## DATASET RECORDS
— Begin —

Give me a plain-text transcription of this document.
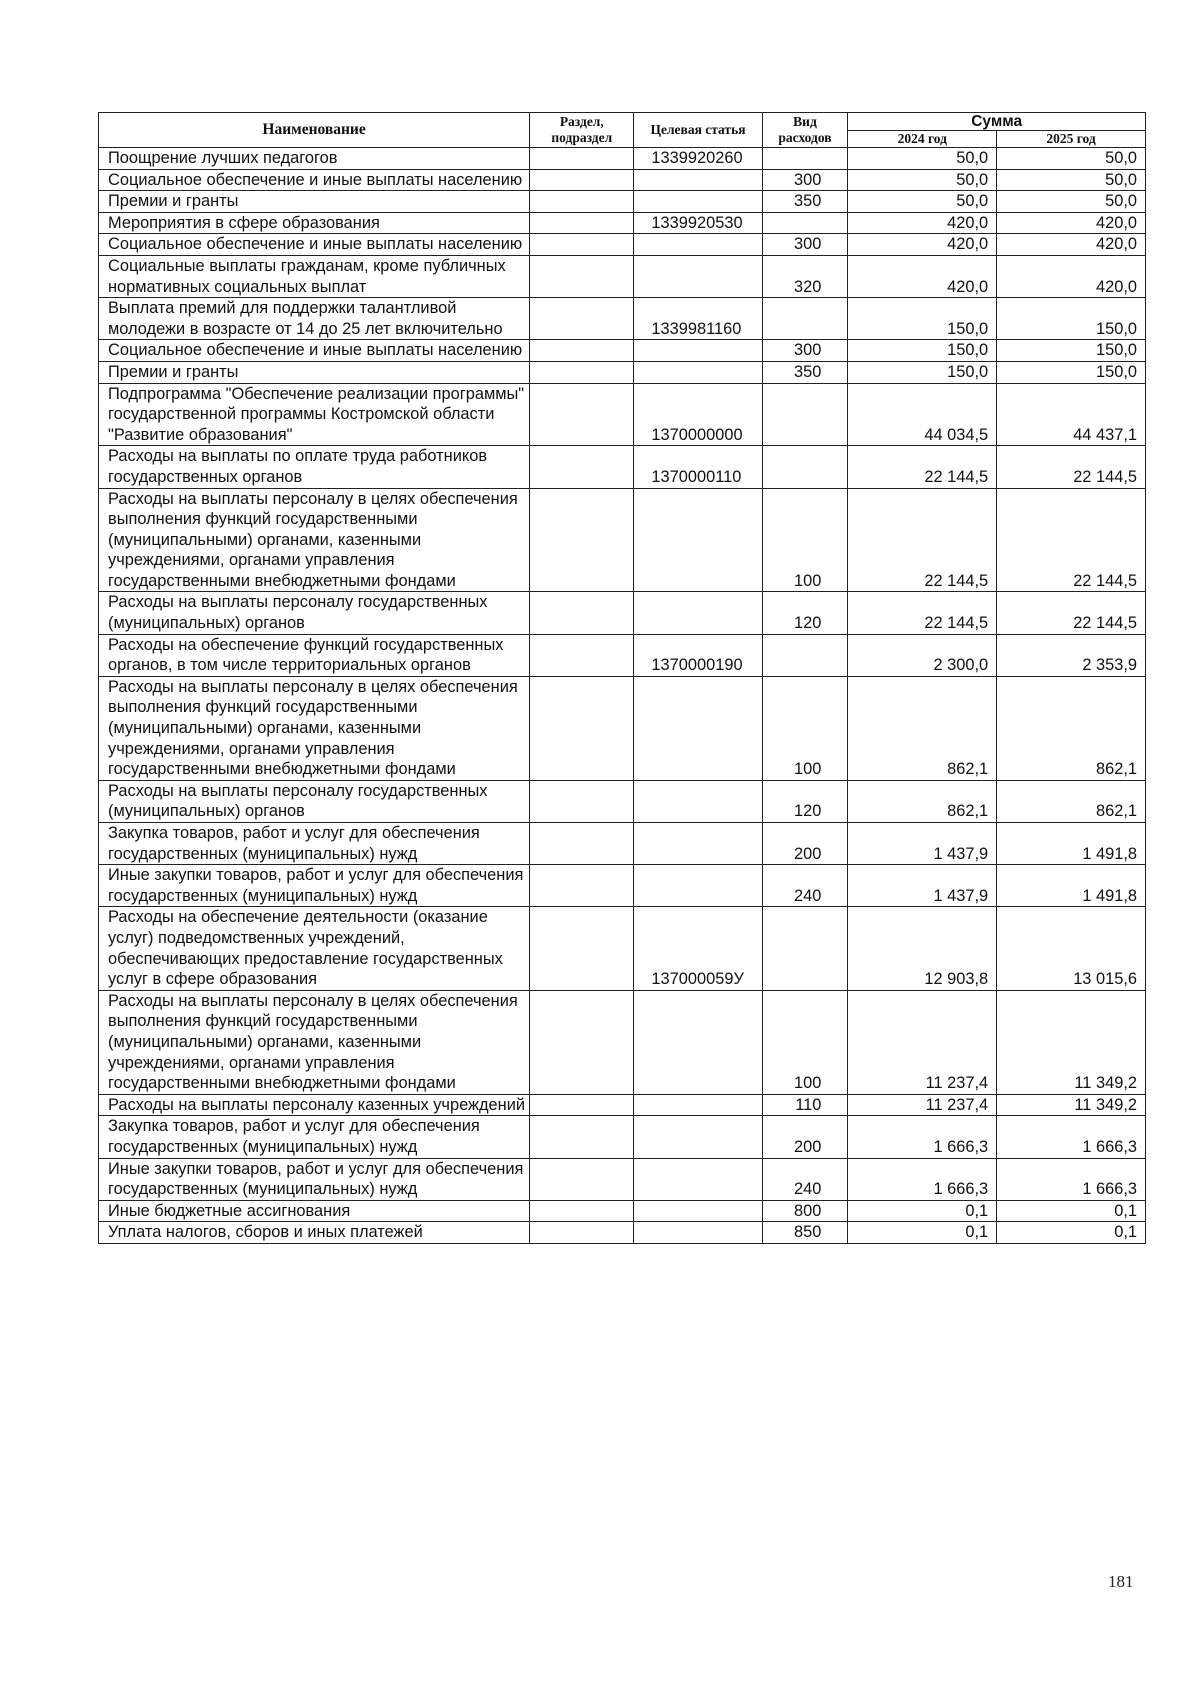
Наименование	Раздел, подраздел	Целевая статья	Вид расходов	Сумма	
				2024 год	2025 год
Поощрение лучших педагогов		1339920260		50,0	50,0
Социальное обеспечение и иные выплаты населению			300	50,0	50,0
Премии и гранты			350	50,0	50,0
Мероприятия в сфере образования		1339920530		420,0	420,0
Социальное обеспечение и иные выплаты населению			300	420,0	420,0
Социальные выплаты гражданам, кроме публичных нормативных социальных выплат			320	420,0	420,0
Выплата премий для поддержки талантливой молодежи в возрасте от 14 до 25 лет включительно		1339981160		150,0	150,0
Социальное обеспечение и иные выплаты населению			300	150,0	150,0
Премии и гранты			350	150,0	150,0
Подпрограмма "Обеспечение реализации программы" государственной программы Костромской области "Развитие образования"		1370000000		44 034,5	44 437,1
Расходы на выплаты по оплате труда работников государственных органов		1370000110		22 144,5	22 144,5
Расходы на выплаты персоналу в целях обеспечения выполнения функций государственными (муниципальными) органами, казенными учреждениями, органами управления государственными внебюджетными фондами			100	22 144,5	22 144,5
Расходы на выплаты персоналу государственных (муниципальных) органов			120	22 144,5	22 144,5
Расходы на обеспечение функций государственных органов, в том числе территориальных органов		1370000190		2 300,0	2 353,9
Расходы на выплаты персоналу в целях обеспечения выполнения функций государственными (муниципальными) органами, казенными учреждениями, органами управления государственными внебюджетными фондами			100	862,1	862,1
Расходы на выплаты персоналу государственных (муниципальных) органов			120	862,1	862,1
Закупка товаров, работ и услуг для обеспечения государственных (муниципальных) нужд			200	1 437,9	1 491,8
Иные закупки товаров, работ и услуг для обеспечения государственных (муниципальных) нужд			240	1 437,9	1 491,8
Расходы на обеспечение деятельности (оказание услуг) подведомственных учреждений, обеспечивающих предоставление государственных услуг в сфере образования		137000059У		12 903,8	13 015,6
Расходы на выплаты персоналу в целях обеспечения выполнения функций государственными (муниципальными) органами, казенными учреждениями, органами управления государственными внебюджетными фондами			100	11 237,4	11 349,2
Расходы на выплаты персоналу казенных учреждений			110	11 237,4	11 349,2
Закупка товаров, работ и услуг для обеспечения государственных (муниципальных) нужд			200	1 666,3	1 666,3
Иные закупки товаров, работ и услуг для обеспечения государственных (муниципальных) нужд			240	1 666,3	1 666,3
Иные бюджетные ассигнования			800	0,1	0,1
Уплата налогов, сборов и иных платежей			850	0,1	0,1
181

— End —

## WHAT IS EXPECTED
In the records, locate each line holding the string "казенными" and copy it.

## EXPECTED OUTPUT
Расходы на выплаты персоналу в целях обеспечения выполнения функций государственными (муниципальными) органами, казенными учреждениями, органами управления государственными внебюджетными фондами			100	22 144,5	22 144,5
Расходы на выплаты персоналу в целях обеспечения выполнения функций государственными (муниципальными) органами, казенными учреждениями, органами управления государственными внебюджетными фондами			100	862,1	862,1
Расходы на выплаты персоналу в целях обеспечения выполнения функций государственными (муниципальными) органами, казенными учреждениями, органами управления государственными внебюджетными фондами			100	11 237,4	11 349,2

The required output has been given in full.